DATASET RECORDS:
━━━━━━━━━━━━━━━━
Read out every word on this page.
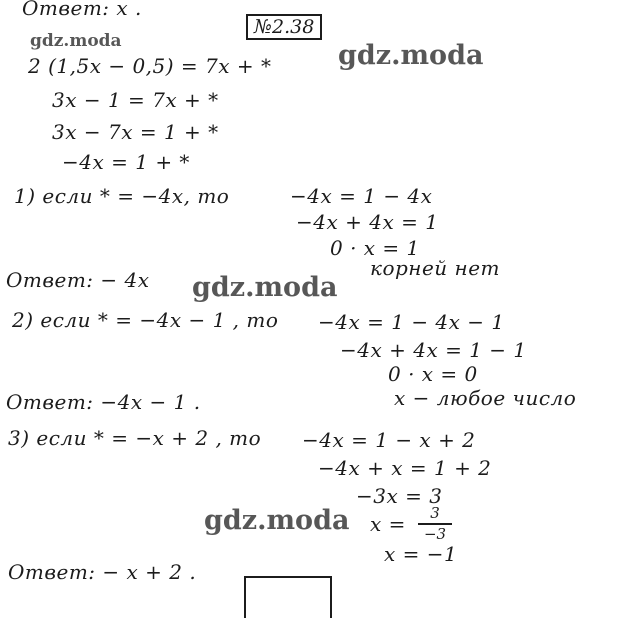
Ответ: x .
№2.38
gdz.moda	gdz.moda
gdz.moda
gdz.moda
2 (1,5x − 0,5) = 7x + *
3x − 1 = 7x + *
3x − 7x = 1 + *
−4x = 1 + *
1) если * = −4x, то	−4x = 1 − 4x
−4x + 4x = 1
0 · x = 1
корней нет
Ответ: − 4x
2) если * = −4x − 1 , то −4x = 1 − 4x − 1
−4x + 4x = 1 − 1
0 · x = 0
Ответ: −4x − 1 .	x − любое число
3) если * = −x + 2 , то −4x = 1 − x + 2
−4x + x = 1 + 2
−3x = 3
x = 3
−3
x = −1
Ответ: − x + 2 .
━━━━━━━━━━━━━━━━
PROBLEM DETAILS: Search the data above for the string "Ответ" and return every line that has it.

RESULT OF THE TASK:
Ответ: x .
Ответ: − 4x
Ответ: −4x − 1 .	x − любое число
Ответ: − x + 2 .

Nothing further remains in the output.